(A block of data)
════
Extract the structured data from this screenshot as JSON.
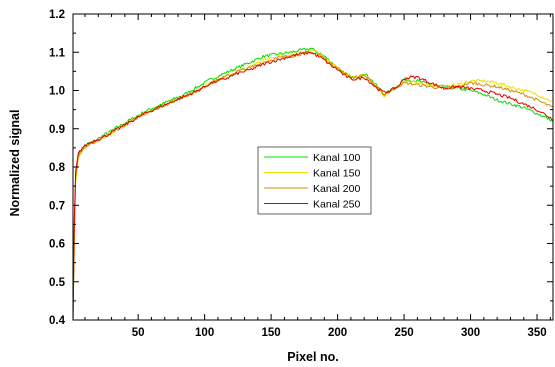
{
  "chart_data": {
    "type": "line",
    "xlabel": "Pixel no.",
    "ylabel": "Normalized signal",
    "xlim": [
      1,
      362
    ],
    "ylim": [
      0.4,
      1.2
    ],
    "xticks": [
      50,
      100,
      150,
      200,
      250,
      300,
      350
    ],
    "yticks": [
      0.4,
      0.5,
      0.6,
      0.7,
      0.8,
      0.9,
      1.0,
      1.1,
      1.2
    ],
    "ytick_labels": [
      "0.4",
      "0.5",
      "0.6",
      "0.7",
      "0.8",
      "0.9",
      "1.0",
      "1.1",
      "1.2"
    ],
    "grid": false,
    "legend_position": "center",
    "series": [
      {
        "name": "Kanal 100",
        "color": "#00e000",
        "x": [
          1,
          2,
          3,
          5,
          8,
          12,
          18,
          25,
          35,
          45,
          55,
          65,
          75,
          85,
          95,
          105,
          115,
          125,
          135,
          145,
          155,
          165,
          172,
          180,
          185,
          190,
          195,
          200,
          205,
          210,
          215,
          220,
          225,
          230,
          235,
          240,
          245,
          250,
          260,
          270,
          280,
          290,
          300,
          310,
          320,
          330,
          340,
          350,
          362
        ],
        "y": [
          0.4,
          0.64,
          0.78,
          0.83,
          0.85,
          0.86,
          0.87,
          0.885,
          0.905,
          0.925,
          0.945,
          0.96,
          0.975,
          0.99,
          1.01,
          1.03,
          1.045,
          1.06,
          1.075,
          1.09,
          1.095,
          1.1,
          1.105,
          1.11,
          1.1,
          1.09,
          1.075,
          1.06,
          1.045,
          1.035,
          1.035,
          1.045,
          1.03,
          1.01,
          0.99,
          1.0,
          1.01,
          1.03,
          1.025,
          1.015,
          1.01,
          1.005,
          1.0,
          0.99,
          0.975,
          0.965,
          0.955,
          0.94,
          0.92
        ]
      },
      {
        "name": "Kanal 150",
        "color": "#f0e000",
        "x": [
          1,
          2,
          3,
          5,
          8,
          12,
          18,
          25,
          35,
          45,
          55,
          65,
          75,
          85,
          95,
          105,
          115,
          125,
          135,
          145,
          155,
          165,
          172,
          180,
          185,
          190,
          195,
          200,
          205,
          210,
          215,
          220,
          225,
          230,
          235,
          240,
          245,
          250,
          260,
          270,
          280,
          290,
          300,
          310,
          320,
          330,
          340,
          350,
          362
        ],
        "y": [
          0.4,
          0.6,
          0.76,
          0.82,
          0.845,
          0.855,
          0.865,
          0.88,
          0.9,
          0.92,
          0.94,
          0.955,
          0.97,
          0.985,
          1.0,
          1.02,
          1.035,
          1.05,
          1.065,
          1.08,
          1.09,
          1.095,
          1.1,
          1.105,
          1.1,
          1.085,
          1.07,
          1.06,
          1.045,
          1.035,
          1.035,
          1.04,
          1.025,
          1.005,
          0.985,
          1.0,
          1.01,
          1.025,
          1.02,
          1.015,
          1.01,
          1.015,
          1.025,
          1.025,
          1.02,
          1.01,
          1.0,
          0.99,
          0.97
        ]
      },
      {
        "name": "Kanal 200",
        "color": "#d09000",
        "x": [
          1,
          2,
          3,
          5,
          8,
          12,
          18,
          25,
          35,
          45,
          55,
          65,
          75,
          85,
          95,
          105,
          115,
          125,
          135,
          145,
          155,
          165,
          172,
          180,
          185,
          190,
          195,
          200,
          205,
          210,
          215,
          220,
          225,
          230,
          235,
          240,
          245,
          250,
          260,
          270,
          280,
          290,
          300,
          310,
          320,
          330,
          340,
          350,
          362
        ],
        "y": [
          0.4,
          0.62,
          0.77,
          0.825,
          0.845,
          0.855,
          0.865,
          0.88,
          0.9,
          0.92,
          0.94,
          0.955,
          0.97,
          0.985,
          1.0,
          1.02,
          1.035,
          1.05,
          1.06,
          1.075,
          1.085,
          1.09,
          1.095,
          1.1,
          1.095,
          1.085,
          1.07,
          1.06,
          1.045,
          1.035,
          1.035,
          1.04,
          1.025,
          1.005,
          0.99,
          1.0,
          1.01,
          1.02,
          1.015,
          1.01,
          1.005,
          1.01,
          1.02,
          1.015,
          1.01,
          1.0,
          0.99,
          0.975,
          0.955
        ]
      },
      {
        "name": "Kanal 250",
        "color": "#e00000",
        "x": [
          1,
          2,
          3,
          5,
          8,
          12,
          18,
          25,
          35,
          45,
          55,
          65,
          75,
          85,
          95,
          105,
          115,
          125,
          135,
          145,
          155,
          165,
          172,
          180,
          185,
          190,
          195,
          200,
          205,
          210,
          215,
          220,
          225,
          230,
          235,
          240,
          245,
          250,
          255,
          260,
          270,
          280,
          290,
          300,
          310,
          320,
          330,
          340,
          350,
          362
        ],
        "y": [
          0.4,
          0.66,
          0.79,
          0.835,
          0.85,
          0.86,
          0.87,
          0.88,
          0.9,
          0.92,
          0.94,
          0.955,
          0.97,
          0.985,
          1.0,
          1.02,
          1.03,
          1.045,
          1.055,
          1.07,
          1.08,
          1.09,
          1.095,
          1.1,
          1.09,
          1.08,
          1.065,
          1.055,
          1.04,
          1.03,
          1.03,
          1.035,
          1.02,
          1.005,
          0.995,
          1.0,
          1.01,
          1.03,
          1.035,
          1.035,
          1.02,
          1.005,
          1.01,
          1.005,
          1.0,
          0.99,
          0.98,
          0.965,
          0.95,
          0.925
        ]
      }
    ]
  }
}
════
SHORT PROBLEM: Scan the data for the word "color" and copy every line where it shows up.

FINISHED TASK:
        "color": "#00e000",
        "color": "#f0e000",
        "color": "#d09000",
        "color": "#e00000",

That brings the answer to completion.